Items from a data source
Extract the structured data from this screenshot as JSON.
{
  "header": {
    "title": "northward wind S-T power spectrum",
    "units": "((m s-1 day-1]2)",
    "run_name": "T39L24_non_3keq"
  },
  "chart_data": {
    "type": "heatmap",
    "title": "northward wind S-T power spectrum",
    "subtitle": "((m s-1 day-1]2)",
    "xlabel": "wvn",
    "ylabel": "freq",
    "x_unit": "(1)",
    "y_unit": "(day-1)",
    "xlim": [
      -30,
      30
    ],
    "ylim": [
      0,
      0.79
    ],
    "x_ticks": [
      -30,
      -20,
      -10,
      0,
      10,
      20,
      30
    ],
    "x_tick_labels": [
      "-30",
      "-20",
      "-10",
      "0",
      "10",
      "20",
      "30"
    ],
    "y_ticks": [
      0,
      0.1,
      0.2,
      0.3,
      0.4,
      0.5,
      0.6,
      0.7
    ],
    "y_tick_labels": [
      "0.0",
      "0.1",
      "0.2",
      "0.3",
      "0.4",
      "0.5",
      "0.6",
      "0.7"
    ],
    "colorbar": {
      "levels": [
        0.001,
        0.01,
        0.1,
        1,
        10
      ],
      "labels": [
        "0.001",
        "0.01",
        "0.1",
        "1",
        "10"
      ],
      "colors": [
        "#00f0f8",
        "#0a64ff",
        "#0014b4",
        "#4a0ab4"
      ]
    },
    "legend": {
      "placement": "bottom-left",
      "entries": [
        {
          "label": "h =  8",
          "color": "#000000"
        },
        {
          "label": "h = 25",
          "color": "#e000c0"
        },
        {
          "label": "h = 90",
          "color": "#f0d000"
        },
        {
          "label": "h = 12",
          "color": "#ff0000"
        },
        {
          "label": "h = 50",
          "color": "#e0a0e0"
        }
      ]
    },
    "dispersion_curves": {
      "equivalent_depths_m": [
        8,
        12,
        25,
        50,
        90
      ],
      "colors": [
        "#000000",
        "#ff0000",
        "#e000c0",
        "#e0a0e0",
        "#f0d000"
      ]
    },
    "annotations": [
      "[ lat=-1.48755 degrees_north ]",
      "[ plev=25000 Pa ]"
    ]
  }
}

**Exercise goal**
Transcribe all the entries, keeping each one exactly as it is.

**Complete answer**
Extract the structured data from this screenshot as JSON.
{
  "header": {
    "title": "northward wind S-T power spectrum",
    "units": "((m s-1 day-1]2)",
    "run_name": "T39L24_non_3keq"
  },
  "chart_data": {
    "type": "heatmap",
    "title": "northward wind S-T power spectrum",
    "subtitle": "((m s-1 day-1]2)",
    "xlabel": "wvn",
    "ylabel": "freq",
    "x_unit": "(1)",
    "y_unit": "(day-1)",
    "xlim": [
      -30,
      30
    ],
    "ylim": [
      0,
      0.79
    ],
    "x_ticks": [
      -30,
      -20,
      -10,
      0,
      10,
      20,
      30
    ],
    "x_tick_labels": [
      "-30",
      "-20",
      "-10",
      "0",
      "10",
      "20",
      "30"
    ],
    "y_ticks": [
      0,
      0.1,
      0.2,
      0.3,
      0.4,
      0.5,
      0.6,
      0.7
    ],
    "y_tick_labels": [
      "0.0",
      "0.1",
      "0.2",
      "0.3",
      "0.4",
      "0.5",
      "0.6",
      "0.7"
    ],
    "colorbar": {
      "levels": [
        0.001,
        0.01,
        0.1,
        1,
        10
      ],
      "labels": [
        "0.001",
        "0.01",
        "0.1",
        "1",
        "10"
      ],
      "colors": [
        "#00f0f8",
        "#0a64ff",
        "#0014b4",
        "#4a0ab4"
      ]
    },
    "legend": {
      "placement": "bottom-left",
      "entries": [
        {
          "label": "h =  8",
          "color": "#000000"
        },
        {
          "label": "h = 25",
          "color": "#e000c0"
        },
        {
          "label": "h = 90",
          "color": "#f0d000"
        },
        {
          "label": "h = 12",
          "color": "#ff0000"
        },
        {
          "label": "h = 50",
          "color": "#e0a0e0"
        }
      ]
    },
    "dispersion_curves": {
      "equivalent_depths_m": [
        8,
        12,
        25,
        50,
        90
      ],
      "colors": [
        "#000000",
        "#ff0000",
        "#e000c0",
        "#e0a0e0",
        "#f0d000"
      ]
    },
    "annotations": [
      "[ lat=-1.48755 degrees_north ]",
      "[ plev=25000 Pa ]"
    ]
  }
}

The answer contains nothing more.